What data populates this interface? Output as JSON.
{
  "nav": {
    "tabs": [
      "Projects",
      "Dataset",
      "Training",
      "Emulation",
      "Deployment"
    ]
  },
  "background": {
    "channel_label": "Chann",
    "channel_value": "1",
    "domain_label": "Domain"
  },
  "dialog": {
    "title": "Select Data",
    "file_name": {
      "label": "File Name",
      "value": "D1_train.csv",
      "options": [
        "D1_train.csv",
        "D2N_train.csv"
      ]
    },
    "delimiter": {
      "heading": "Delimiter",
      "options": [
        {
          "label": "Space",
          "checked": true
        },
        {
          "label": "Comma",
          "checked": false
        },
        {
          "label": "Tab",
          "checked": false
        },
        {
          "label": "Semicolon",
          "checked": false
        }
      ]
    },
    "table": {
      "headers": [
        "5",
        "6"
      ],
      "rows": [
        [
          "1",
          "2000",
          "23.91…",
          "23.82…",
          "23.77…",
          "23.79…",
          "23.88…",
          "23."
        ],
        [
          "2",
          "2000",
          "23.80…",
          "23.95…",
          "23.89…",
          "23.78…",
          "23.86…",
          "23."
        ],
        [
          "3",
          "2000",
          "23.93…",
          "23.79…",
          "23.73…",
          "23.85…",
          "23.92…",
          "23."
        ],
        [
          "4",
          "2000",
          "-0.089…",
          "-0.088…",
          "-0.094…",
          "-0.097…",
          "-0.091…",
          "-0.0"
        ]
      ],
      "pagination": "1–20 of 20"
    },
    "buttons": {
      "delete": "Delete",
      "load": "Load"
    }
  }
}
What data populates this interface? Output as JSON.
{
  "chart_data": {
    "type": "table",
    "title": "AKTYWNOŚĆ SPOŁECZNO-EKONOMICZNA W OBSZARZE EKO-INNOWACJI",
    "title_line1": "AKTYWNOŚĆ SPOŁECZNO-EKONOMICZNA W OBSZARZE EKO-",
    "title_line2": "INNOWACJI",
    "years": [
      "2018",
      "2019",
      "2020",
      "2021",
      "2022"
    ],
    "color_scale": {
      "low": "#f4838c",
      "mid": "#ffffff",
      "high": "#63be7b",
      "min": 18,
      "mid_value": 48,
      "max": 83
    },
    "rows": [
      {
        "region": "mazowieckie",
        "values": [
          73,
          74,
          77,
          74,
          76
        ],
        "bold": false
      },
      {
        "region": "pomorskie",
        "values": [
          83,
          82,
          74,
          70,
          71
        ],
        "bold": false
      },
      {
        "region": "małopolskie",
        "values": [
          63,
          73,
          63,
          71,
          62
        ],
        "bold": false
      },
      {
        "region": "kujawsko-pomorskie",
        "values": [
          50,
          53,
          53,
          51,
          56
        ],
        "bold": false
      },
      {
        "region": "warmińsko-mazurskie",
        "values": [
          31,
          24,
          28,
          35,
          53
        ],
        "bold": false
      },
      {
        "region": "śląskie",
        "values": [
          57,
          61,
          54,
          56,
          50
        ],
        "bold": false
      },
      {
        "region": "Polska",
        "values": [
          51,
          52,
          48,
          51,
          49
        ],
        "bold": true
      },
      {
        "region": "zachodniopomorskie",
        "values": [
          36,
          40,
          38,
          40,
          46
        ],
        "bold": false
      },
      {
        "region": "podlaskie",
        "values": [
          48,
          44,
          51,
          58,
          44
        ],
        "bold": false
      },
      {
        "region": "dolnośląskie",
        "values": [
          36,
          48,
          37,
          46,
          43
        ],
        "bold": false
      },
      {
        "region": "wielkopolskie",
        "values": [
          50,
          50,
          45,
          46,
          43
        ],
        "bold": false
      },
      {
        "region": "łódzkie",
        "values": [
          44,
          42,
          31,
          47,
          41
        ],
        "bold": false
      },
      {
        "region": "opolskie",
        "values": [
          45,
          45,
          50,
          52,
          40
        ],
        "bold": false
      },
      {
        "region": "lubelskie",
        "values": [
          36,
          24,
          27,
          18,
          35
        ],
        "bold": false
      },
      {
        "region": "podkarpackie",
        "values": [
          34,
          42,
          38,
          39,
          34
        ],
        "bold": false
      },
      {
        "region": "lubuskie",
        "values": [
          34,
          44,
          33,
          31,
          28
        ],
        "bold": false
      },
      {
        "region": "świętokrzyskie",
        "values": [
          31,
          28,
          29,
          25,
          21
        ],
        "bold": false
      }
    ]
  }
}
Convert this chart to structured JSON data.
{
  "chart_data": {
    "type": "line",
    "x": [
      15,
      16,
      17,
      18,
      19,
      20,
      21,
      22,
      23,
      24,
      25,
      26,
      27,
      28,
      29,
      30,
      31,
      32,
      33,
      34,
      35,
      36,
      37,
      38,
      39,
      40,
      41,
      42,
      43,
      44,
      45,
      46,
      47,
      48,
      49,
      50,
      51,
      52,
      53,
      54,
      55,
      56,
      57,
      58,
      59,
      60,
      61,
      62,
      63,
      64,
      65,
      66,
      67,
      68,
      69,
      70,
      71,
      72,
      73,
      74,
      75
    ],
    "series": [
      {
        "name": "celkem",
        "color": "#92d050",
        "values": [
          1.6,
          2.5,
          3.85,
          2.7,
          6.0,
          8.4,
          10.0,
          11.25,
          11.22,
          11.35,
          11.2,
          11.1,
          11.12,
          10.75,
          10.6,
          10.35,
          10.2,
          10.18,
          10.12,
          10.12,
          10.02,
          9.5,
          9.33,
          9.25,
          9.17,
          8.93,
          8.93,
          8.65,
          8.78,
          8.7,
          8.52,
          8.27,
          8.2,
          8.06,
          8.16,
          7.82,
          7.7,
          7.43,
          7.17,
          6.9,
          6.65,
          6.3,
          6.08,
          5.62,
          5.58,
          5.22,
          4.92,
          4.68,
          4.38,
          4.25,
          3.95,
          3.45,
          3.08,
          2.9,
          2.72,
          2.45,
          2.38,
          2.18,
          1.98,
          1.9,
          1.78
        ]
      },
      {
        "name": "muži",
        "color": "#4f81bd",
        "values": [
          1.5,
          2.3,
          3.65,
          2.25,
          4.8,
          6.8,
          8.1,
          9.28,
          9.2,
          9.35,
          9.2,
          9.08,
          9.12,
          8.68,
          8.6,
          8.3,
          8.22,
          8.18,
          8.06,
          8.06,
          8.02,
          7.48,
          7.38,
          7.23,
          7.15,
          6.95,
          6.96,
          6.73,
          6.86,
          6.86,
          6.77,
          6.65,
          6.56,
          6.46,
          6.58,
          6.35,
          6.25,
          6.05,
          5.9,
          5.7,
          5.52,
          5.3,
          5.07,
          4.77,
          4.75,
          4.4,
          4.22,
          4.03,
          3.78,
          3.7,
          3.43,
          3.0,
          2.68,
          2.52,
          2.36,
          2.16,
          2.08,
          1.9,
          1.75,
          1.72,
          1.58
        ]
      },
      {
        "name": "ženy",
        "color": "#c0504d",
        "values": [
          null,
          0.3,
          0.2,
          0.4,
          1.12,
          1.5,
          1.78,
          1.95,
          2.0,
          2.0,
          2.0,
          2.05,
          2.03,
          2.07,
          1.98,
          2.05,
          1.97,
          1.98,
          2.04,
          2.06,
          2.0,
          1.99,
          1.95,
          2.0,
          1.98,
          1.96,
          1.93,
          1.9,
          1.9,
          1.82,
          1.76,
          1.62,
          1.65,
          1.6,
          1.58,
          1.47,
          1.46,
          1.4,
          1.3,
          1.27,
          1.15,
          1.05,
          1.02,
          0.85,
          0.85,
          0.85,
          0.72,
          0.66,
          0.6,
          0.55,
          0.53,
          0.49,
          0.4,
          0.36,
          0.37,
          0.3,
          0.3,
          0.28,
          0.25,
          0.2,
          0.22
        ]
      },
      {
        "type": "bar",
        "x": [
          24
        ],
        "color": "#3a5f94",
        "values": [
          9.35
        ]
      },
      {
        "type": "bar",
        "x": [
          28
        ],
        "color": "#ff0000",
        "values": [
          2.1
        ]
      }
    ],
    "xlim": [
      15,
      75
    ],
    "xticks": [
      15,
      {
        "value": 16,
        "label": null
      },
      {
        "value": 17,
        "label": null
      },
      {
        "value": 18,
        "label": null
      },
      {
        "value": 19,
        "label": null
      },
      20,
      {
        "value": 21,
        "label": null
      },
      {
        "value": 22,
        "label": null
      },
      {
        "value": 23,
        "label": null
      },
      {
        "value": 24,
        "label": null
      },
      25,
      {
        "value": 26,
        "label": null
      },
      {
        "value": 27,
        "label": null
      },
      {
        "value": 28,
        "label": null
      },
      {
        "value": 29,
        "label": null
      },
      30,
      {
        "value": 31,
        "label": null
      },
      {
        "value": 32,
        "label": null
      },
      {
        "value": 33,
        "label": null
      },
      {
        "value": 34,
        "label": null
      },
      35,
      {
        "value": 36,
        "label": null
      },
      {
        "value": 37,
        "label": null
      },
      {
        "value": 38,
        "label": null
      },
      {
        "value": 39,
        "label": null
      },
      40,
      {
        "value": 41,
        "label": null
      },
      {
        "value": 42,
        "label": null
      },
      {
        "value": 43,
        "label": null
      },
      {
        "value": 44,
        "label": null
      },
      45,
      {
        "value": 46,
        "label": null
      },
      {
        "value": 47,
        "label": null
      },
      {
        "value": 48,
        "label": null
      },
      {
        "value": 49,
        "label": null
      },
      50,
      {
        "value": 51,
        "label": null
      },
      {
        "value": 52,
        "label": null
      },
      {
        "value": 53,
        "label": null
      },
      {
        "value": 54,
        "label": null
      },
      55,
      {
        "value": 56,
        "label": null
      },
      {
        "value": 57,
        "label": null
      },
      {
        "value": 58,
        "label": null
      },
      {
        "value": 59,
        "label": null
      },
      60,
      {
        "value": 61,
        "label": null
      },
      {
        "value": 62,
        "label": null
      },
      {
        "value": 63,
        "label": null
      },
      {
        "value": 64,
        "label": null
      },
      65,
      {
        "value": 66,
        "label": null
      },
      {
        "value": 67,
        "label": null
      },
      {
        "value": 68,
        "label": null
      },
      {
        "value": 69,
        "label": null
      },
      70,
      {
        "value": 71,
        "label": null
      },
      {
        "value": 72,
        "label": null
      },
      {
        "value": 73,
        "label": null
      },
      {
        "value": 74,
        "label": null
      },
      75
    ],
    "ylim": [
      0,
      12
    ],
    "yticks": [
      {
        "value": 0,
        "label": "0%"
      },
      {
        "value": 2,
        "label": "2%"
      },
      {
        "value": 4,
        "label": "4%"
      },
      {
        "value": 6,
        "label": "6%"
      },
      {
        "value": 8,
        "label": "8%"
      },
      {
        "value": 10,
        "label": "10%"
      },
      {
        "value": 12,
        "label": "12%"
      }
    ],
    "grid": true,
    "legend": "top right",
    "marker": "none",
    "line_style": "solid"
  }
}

- - - - - - -

> **The request**: Copy all lines from the material that contain "INNOWACJI".

> **Exercise response**:
    "title": "AKTYWNOŚĆ SPOŁECZNO-EKONOMICZNA W OBSZARZE EKO-INNOWACJI",
    "title_line2": "INNOWACJI",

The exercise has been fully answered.